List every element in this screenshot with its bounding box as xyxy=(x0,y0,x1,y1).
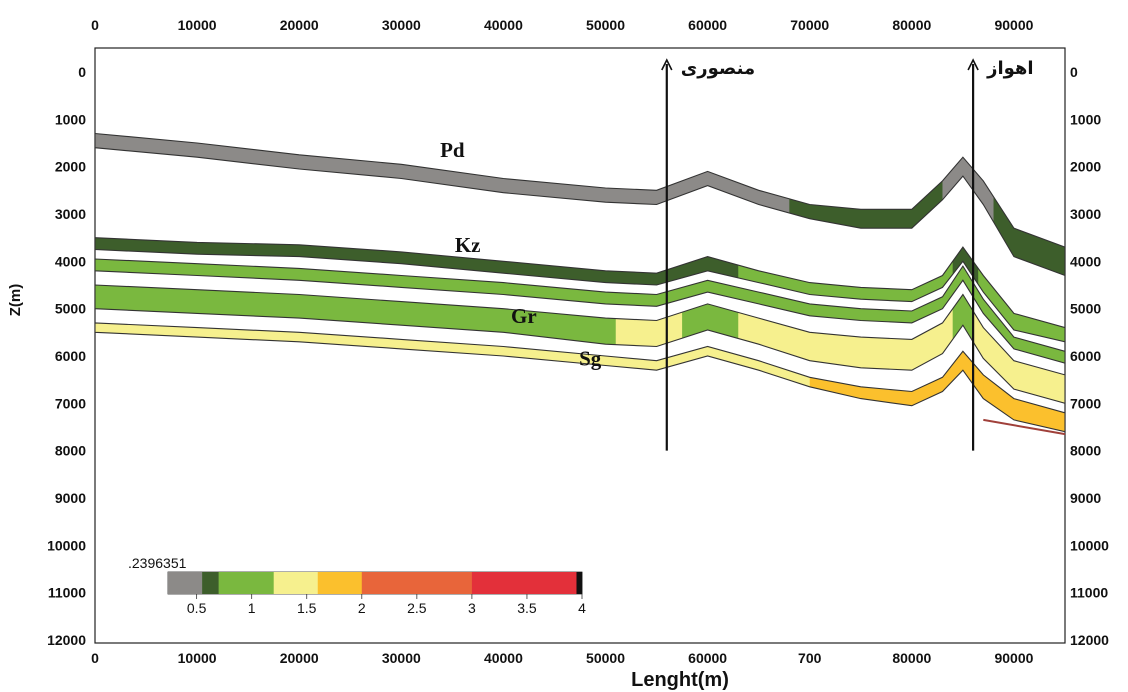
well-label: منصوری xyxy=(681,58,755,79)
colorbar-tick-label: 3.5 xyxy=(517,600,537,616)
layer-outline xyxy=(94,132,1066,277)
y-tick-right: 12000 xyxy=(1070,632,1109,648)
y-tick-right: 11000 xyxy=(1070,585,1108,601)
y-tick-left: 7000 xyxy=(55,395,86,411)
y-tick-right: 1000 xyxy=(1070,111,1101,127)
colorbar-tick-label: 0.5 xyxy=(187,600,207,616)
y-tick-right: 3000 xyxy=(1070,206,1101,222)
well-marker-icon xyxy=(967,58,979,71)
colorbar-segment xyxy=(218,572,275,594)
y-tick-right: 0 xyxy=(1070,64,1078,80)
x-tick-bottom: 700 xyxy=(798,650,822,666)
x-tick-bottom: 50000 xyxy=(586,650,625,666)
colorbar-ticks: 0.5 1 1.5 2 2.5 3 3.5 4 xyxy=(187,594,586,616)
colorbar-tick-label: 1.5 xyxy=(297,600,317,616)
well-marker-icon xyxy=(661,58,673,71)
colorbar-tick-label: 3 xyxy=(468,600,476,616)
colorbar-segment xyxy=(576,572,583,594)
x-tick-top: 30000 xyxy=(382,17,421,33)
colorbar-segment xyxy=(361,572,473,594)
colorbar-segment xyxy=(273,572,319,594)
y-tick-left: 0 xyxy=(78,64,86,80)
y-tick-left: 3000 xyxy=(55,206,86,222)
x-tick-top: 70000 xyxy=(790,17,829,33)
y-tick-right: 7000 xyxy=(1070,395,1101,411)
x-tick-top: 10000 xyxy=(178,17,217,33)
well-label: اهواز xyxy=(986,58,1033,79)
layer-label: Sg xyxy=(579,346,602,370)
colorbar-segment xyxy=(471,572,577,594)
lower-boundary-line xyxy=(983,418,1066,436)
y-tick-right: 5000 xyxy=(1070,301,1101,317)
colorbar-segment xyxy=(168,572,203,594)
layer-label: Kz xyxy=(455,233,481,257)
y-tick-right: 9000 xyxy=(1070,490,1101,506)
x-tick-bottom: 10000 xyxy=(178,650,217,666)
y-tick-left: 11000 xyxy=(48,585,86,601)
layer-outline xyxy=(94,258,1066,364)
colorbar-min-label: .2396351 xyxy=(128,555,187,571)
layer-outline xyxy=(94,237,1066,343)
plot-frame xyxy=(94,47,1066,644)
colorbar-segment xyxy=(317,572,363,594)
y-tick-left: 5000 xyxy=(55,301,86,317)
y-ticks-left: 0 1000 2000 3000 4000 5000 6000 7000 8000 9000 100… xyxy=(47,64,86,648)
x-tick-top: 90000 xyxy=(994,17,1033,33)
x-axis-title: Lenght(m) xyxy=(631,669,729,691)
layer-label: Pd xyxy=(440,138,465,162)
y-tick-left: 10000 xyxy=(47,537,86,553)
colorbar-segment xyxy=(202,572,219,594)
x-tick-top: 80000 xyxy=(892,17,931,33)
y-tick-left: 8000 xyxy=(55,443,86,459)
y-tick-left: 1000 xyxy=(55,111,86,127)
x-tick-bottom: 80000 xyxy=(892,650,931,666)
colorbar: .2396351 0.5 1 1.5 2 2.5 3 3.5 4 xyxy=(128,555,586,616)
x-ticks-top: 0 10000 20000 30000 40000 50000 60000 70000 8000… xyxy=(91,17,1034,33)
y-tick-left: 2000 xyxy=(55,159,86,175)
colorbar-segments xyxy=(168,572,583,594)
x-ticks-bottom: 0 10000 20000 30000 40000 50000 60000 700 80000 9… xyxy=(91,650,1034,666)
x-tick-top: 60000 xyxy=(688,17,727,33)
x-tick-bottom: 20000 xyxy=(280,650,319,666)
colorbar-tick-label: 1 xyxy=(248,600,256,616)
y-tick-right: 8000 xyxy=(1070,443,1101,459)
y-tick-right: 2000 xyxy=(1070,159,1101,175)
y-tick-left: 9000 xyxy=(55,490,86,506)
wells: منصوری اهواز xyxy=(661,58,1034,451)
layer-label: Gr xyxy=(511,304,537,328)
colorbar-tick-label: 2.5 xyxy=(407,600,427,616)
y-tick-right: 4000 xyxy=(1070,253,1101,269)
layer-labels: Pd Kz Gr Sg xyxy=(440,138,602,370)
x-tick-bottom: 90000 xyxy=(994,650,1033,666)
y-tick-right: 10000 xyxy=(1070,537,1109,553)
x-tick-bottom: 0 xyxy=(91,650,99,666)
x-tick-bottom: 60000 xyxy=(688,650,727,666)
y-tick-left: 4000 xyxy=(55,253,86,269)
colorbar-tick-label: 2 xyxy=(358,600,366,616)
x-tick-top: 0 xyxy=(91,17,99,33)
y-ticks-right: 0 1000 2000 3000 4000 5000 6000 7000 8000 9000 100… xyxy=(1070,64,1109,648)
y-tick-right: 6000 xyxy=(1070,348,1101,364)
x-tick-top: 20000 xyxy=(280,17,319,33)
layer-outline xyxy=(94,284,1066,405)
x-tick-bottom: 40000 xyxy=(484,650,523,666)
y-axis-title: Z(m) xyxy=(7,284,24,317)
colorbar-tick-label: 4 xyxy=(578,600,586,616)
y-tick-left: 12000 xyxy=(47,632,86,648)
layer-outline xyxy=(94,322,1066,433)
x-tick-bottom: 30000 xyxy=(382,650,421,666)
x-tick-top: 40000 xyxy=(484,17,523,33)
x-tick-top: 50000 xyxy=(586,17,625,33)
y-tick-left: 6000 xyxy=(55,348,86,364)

◆ Aufgabe ◆
Tausche in der gesamten Auflistung jedes „layer-outline“ gegen „layer-contour“ aus und gib sie sonst unverändert wieder, aber ohne die Bilder.

◆ Lösung ◆
List every element in this screenshot with its bounding box as xyxy=(x0,y0,x1,y1).
well-label: منصوری xyxy=(681,58,755,79)
colorbar-tick-label: 3.5 xyxy=(517,600,537,616)
layer-contour xyxy=(94,132,1066,277)
y-tick-right: 12000 xyxy=(1070,632,1109,648)
y-tick-right: 11000 xyxy=(1070,585,1108,601)
y-tick-left: 7000 xyxy=(55,395,86,411)
y-tick-right: 1000 xyxy=(1070,111,1101,127)
colorbar-tick-label: 0.5 xyxy=(187,600,207,616)
y-tick-right: 3000 xyxy=(1070,206,1101,222)
well-marker-icon xyxy=(967,58,979,71)
colorbar-segment xyxy=(218,572,275,594)
y-tick-right: 0 xyxy=(1070,64,1078,80)
x-tick-bottom: 700 xyxy=(798,650,822,666)
x-tick-bottom: 50000 xyxy=(586,650,625,666)
colorbar-ticks: 0.5 1 1.5 2 2.5 3 3.5 4 xyxy=(187,594,586,616)
colorbar-tick-label: 1.5 xyxy=(297,600,317,616)
well-marker-icon xyxy=(661,58,673,71)
colorbar-tick-label: 3 xyxy=(468,600,476,616)
colorbar-segment xyxy=(576,572,583,594)
x-tick-top: 30000 xyxy=(382,17,421,33)
colorbar-segment xyxy=(361,572,473,594)
colorbar-segment xyxy=(273,572,319,594)
y-tick-left: 0 xyxy=(78,64,86,80)
y-tick-left: 3000 xyxy=(55,206,86,222)
x-tick-top: 70000 xyxy=(790,17,829,33)
y-tick-right: 7000 xyxy=(1070,395,1101,411)
x-tick-top: 10000 xyxy=(178,17,217,33)
well-label: اهواز xyxy=(986,58,1033,79)
layer-label: Sg xyxy=(579,346,602,370)
colorbar-segment xyxy=(471,572,577,594)
lower-boundary-line xyxy=(983,418,1066,436)
y-tick-right: 5000 xyxy=(1070,301,1101,317)
colorbar-segment xyxy=(168,572,203,594)
layer-label: Kz xyxy=(455,233,481,257)
y-tick-right: 9000 xyxy=(1070,490,1101,506)
x-tick-bottom: 10000 xyxy=(178,650,217,666)
y-tick-left: 11000 xyxy=(48,585,86,601)
layer-contour xyxy=(94,258,1066,364)
colorbar-min-label: .2396351 xyxy=(128,555,187,571)
layer-contour xyxy=(94,237,1066,343)
plot-frame xyxy=(94,47,1066,644)
colorbar-segment xyxy=(317,572,363,594)
y-tick-left: 5000 xyxy=(55,301,86,317)
y-ticks-left: 0 1000 2000 3000 4000 5000 6000 7000 8000 9000 100… xyxy=(47,64,86,648)
x-tick-top: 90000 xyxy=(994,17,1033,33)
x-axis-title: Lenght(m) xyxy=(631,669,729,691)
layer-label: Pd xyxy=(440,138,465,162)
y-tick-left: 10000 xyxy=(47,537,86,553)
colorbar-segment xyxy=(202,572,219,594)
x-tick-top: 80000 xyxy=(892,17,931,33)
y-tick-left: 8000 xyxy=(55,443,86,459)
y-tick-left: 1000 xyxy=(55,111,86,127)
x-tick-bottom: 80000 xyxy=(892,650,931,666)
colorbar: .2396351 0.5 1 1.5 2 2.5 3 3.5 4 xyxy=(128,555,586,616)
x-ticks-top: 0 10000 20000 30000 40000 50000 60000 70000 8000… xyxy=(91,17,1034,33)
y-tick-left: 2000 xyxy=(55,159,86,175)
colorbar-segments xyxy=(168,572,583,594)
x-ticks-bottom: 0 10000 20000 30000 40000 50000 60000 700 80000 9… xyxy=(91,650,1034,666)
x-tick-top: 60000 xyxy=(688,17,727,33)
x-tick-bottom: 20000 xyxy=(280,650,319,666)
colorbar-tick-label: 1 xyxy=(248,600,256,616)
y-tick-right: 8000 xyxy=(1070,443,1101,459)
y-tick-right: 2000 xyxy=(1070,159,1101,175)
y-tick-left: 9000 xyxy=(55,490,86,506)
wells: منصوری اهواز xyxy=(661,58,1034,451)
layer-label: Gr xyxy=(511,304,537,328)
colorbar-tick-label: 2.5 xyxy=(407,600,427,616)
y-tick-right: 4000 xyxy=(1070,253,1101,269)
layer-labels: Pd Kz Gr Sg xyxy=(440,138,602,370)
x-tick-bottom: 90000 xyxy=(994,650,1033,666)
y-tick-right: 10000 xyxy=(1070,537,1109,553)
x-tick-bottom: 0 xyxy=(91,650,99,666)
x-tick-bottom: 60000 xyxy=(688,650,727,666)
y-tick-left: 4000 xyxy=(55,253,86,269)
colorbar-tick-label: 2 xyxy=(358,600,366,616)
x-tick-top: 0 xyxy=(91,17,99,33)
y-ticks-right: 0 1000 2000 3000 4000 5000 6000 7000 8000 9000 100… xyxy=(1070,64,1109,648)
y-tick-right: 6000 xyxy=(1070,348,1101,364)
x-tick-top: 20000 xyxy=(280,17,319,33)
layer-contour xyxy=(94,284,1066,405)
x-tick-bottom: 40000 xyxy=(484,650,523,666)
y-axis-title: Z(m) xyxy=(7,284,24,317)
colorbar-tick-label: 4 xyxy=(578,600,586,616)
y-tick-left: 12000 xyxy=(47,632,86,648)
layer-contour xyxy=(94,322,1066,433)
x-tick-bottom: 30000 xyxy=(382,650,421,666)
x-tick-top: 40000 xyxy=(484,17,523,33)
x-tick-top: 50000 xyxy=(586,17,625,33)
y-tick-left: 6000 xyxy=(55,348,86,364)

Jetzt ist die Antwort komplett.